Exercise brief:
Give back the full material, exactly as it reads.

Supplied data:
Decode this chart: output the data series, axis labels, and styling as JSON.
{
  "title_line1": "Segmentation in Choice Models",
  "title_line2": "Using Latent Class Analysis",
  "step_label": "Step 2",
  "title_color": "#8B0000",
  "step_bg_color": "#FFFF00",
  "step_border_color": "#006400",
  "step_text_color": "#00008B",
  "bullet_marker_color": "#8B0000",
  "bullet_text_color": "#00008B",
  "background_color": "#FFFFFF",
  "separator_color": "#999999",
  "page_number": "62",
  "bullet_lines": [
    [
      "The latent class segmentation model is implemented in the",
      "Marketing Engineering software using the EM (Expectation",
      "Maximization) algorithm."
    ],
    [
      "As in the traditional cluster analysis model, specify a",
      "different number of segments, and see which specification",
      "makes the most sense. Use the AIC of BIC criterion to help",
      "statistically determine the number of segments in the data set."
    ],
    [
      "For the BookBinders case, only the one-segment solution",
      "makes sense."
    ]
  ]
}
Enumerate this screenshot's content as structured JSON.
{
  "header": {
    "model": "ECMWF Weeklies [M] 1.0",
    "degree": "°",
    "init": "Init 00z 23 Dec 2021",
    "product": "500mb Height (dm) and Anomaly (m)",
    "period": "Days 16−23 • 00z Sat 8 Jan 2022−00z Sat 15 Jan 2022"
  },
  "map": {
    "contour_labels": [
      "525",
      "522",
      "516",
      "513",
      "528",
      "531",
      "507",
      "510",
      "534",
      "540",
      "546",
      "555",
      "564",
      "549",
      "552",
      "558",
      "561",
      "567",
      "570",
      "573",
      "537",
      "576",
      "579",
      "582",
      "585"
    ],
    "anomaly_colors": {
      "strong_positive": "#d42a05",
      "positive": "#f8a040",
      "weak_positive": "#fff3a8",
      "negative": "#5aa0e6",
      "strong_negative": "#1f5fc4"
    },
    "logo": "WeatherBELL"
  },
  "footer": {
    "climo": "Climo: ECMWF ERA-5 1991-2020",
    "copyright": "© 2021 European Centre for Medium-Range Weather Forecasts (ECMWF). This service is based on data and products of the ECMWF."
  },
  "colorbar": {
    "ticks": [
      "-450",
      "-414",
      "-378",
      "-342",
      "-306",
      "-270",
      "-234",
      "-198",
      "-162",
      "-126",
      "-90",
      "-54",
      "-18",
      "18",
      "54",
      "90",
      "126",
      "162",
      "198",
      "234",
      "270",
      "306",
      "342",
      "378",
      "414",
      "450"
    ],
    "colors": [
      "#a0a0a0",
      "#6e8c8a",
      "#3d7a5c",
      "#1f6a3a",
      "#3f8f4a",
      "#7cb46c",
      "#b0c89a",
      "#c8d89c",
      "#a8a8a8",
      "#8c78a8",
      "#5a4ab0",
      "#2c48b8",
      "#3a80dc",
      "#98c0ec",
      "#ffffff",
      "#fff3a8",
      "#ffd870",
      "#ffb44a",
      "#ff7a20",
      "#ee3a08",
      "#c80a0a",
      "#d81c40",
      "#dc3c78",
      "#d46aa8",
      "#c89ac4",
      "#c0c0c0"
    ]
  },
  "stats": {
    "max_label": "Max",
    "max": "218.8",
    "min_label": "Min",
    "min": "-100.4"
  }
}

Task solution:
Decode this chart: output the data series, axis labels, and styling as JSON.
{
  "title_line1": "Segmentation in Choice Models",
  "title_line2": "Using Latent Class Analysis",
  "step_label": "Step 2",
  "title_color": "#8B0000",
  "step_bg_color": "#FFFF00",
  "step_border_color": "#006400",
  "step_text_color": "#00008B",
  "bullet_marker_color": "#8B0000",
  "bullet_text_color": "#00008B",
  "background_color": "#FFFFFF",
  "separator_color": "#999999",
  "page_number": "62",
  "bullet_lines": [
    [
      "The latent class segmentation model is implemented in the",
      "Marketing Engineering software using the EM (Expectation",
      "Maximization) algorithm."
    ],
    [
      "As in the traditional cluster analysis model, specify a",
      "different number of segments, and see which specification",
      "makes the most sense. Use the AIC of BIC criterion to help",
      "statistically determine the number of segments in the data set."
    ],
    [
      "For the BookBinders case, only the one-segment solution",
      "makes sense."
    ]
  ]
}
Enumerate this screenshot's content as structured JSON.
{
  "header": {
    "model": "ECMWF Weeklies [M] 1.0",
    "degree": "°",
    "init": "Init 00z 23 Dec 2021",
    "product": "500mb Height (dm) and Anomaly (m)",
    "period": "Days 16−23 • 00z Sat 8 Jan 2022−00z Sat 15 Jan 2022"
  },
  "map": {
    "contour_labels": [
      "525",
      "522",
      "516",
      "513",
      "528",
      "531",
      "507",
      "510",
      "534",
      "540",
      "546",
      "555",
      "564",
      "549",
      "552",
      "558",
      "561",
      "567",
      "570",
      "573",
      "537",
      "576",
      "579",
      "582",
      "585"
    ],
    "anomaly_colors": {
      "strong_positive": "#d42a05",
      "positive": "#f8a040",
      "weak_positive": "#fff3a8",
      "negative": "#5aa0e6",
      "strong_negative": "#1f5fc4"
    },
    "logo": "WeatherBELL"
  },
  "footer": {
    "climo": "Climo: ECMWF ERA-5 1991-2020",
    "copyright": "© 2021 European Centre for Medium-Range Weather Forecasts (ECMWF). This service is based on data and products of the ECMWF."
  },
  "colorbar": {
    "ticks": [
      "-450",
      "-414",
      "-378",
      "-342",
      "-306",
      "-270",
      "-234",
      "-198",
      "-162",
      "-126",
      "-90",
      "-54",
      "-18",
      "18",
      "54",
      "90",
      "126",
      "162",
      "198",
      "234",
      "270",
      "306",
      "342",
      "378",
      "414",
      "450"
    ],
    "colors": [
      "#a0a0a0",
      "#6e8c8a",
      "#3d7a5c",
      "#1f6a3a",
      "#3f8f4a",
      "#7cb46c",
      "#b0c89a",
      "#c8d89c",
      "#a8a8a8",
      "#8c78a8",
      "#5a4ab0",
      "#2c48b8",
      "#3a80dc",
      "#98c0ec",
      "#ffffff",
      "#fff3a8",
      "#ffd870",
      "#ffb44a",
      "#ff7a20",
      "#ee3a08",
      "#c80a0a",
      "#d81c40",
      "#dc3c78",
      "#d46aa8",
      "#c89ac4",
      "#c0c0c0"
    ]
  },
  "stats": {
    "max_label": "Max",
    "max": "218.8",
    "min_label": "Min",
    "min": "-100.4"
  }
}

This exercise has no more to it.